----- Records supplied

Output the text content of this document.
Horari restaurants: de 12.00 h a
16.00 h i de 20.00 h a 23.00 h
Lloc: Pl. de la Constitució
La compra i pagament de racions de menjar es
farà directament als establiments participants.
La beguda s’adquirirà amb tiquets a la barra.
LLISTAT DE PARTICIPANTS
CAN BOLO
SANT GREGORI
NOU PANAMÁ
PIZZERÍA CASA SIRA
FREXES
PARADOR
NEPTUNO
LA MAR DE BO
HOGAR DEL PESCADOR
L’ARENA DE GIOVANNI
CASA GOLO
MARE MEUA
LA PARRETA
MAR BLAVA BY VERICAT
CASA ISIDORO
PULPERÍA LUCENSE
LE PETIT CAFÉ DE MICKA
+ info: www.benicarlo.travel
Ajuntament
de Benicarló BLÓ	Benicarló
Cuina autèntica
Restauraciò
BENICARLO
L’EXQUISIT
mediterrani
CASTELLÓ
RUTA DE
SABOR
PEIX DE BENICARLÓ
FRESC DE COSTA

----------
----- Records supplied

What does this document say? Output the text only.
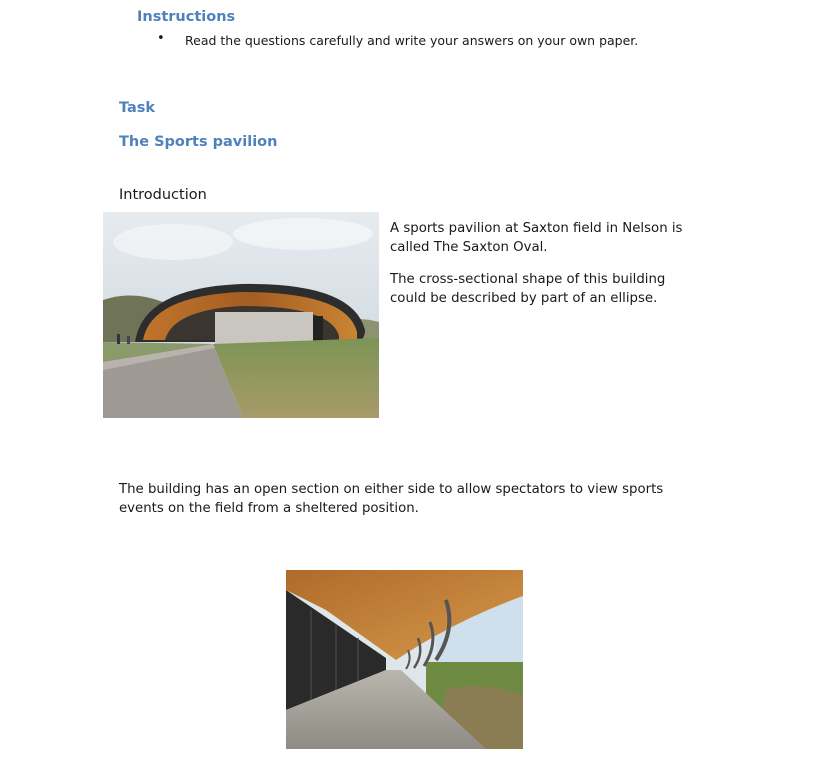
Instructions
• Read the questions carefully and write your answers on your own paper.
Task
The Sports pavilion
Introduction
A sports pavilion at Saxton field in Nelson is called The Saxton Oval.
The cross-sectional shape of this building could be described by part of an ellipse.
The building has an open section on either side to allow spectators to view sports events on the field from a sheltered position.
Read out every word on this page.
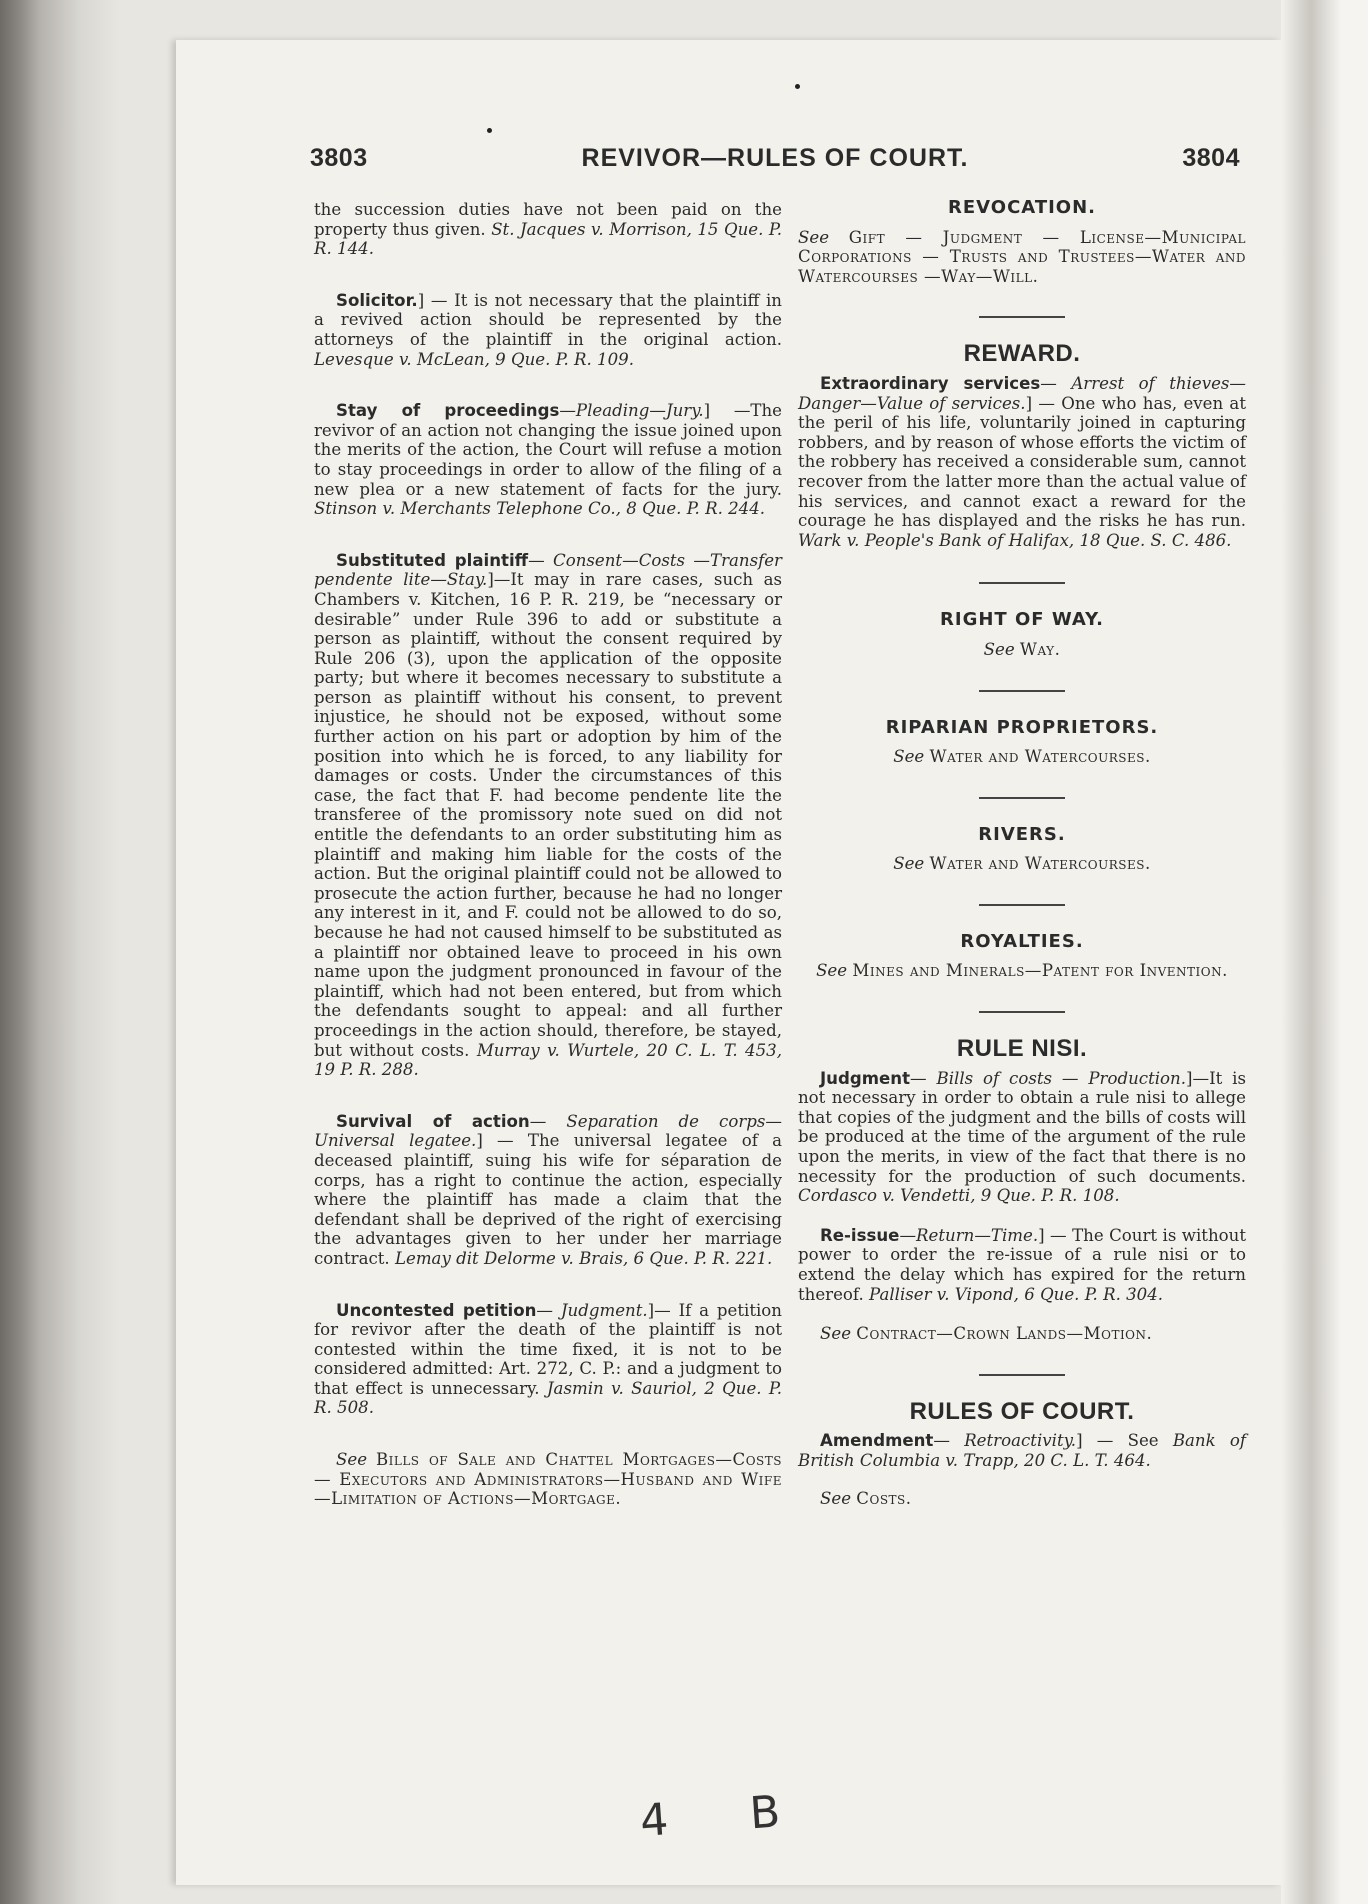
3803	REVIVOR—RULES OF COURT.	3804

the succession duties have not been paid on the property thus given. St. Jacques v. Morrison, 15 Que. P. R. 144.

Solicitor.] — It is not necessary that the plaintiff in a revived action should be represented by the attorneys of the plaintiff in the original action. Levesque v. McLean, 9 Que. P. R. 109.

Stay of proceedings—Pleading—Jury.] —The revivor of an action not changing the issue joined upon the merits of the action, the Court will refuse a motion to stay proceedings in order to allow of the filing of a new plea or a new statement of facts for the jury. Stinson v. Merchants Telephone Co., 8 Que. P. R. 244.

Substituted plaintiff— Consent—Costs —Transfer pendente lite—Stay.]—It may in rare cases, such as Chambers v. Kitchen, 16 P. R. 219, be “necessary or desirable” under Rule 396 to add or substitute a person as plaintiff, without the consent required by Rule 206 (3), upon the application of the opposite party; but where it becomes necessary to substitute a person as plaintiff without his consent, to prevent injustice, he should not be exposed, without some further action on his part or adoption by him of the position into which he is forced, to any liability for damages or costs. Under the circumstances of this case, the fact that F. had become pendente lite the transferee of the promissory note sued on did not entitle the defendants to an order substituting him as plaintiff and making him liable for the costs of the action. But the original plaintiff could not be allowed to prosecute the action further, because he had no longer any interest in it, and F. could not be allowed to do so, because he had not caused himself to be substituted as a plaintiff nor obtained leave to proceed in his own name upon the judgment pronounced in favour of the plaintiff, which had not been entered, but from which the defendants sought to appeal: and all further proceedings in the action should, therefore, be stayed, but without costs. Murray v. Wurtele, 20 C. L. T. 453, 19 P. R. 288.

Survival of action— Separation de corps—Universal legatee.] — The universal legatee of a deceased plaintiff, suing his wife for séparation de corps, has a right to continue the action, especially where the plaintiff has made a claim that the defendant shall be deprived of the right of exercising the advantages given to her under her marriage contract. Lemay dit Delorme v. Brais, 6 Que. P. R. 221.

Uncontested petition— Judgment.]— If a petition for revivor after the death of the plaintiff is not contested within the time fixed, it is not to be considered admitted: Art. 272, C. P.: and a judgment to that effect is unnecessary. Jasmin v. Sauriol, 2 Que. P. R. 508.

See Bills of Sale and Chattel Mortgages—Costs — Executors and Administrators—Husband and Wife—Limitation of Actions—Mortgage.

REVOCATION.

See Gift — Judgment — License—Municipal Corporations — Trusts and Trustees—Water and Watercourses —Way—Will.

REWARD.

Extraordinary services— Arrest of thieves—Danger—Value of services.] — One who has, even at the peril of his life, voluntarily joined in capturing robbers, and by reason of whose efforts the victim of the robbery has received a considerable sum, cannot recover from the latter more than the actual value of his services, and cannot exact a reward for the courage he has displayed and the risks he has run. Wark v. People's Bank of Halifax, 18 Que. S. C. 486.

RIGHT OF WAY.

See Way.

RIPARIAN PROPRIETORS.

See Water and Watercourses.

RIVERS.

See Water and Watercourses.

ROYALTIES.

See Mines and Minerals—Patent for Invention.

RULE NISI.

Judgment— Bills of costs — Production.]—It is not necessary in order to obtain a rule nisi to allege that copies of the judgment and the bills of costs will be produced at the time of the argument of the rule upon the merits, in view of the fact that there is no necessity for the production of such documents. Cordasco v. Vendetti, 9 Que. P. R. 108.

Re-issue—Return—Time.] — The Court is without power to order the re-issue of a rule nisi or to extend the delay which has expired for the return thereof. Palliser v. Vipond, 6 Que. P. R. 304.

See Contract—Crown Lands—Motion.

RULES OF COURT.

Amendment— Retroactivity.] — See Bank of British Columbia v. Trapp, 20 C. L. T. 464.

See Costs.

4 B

----------

#### [Your task]
Give the number of lines in the material above that have the word "text" in them, and nothing more.

#### [Result of this exercise]
2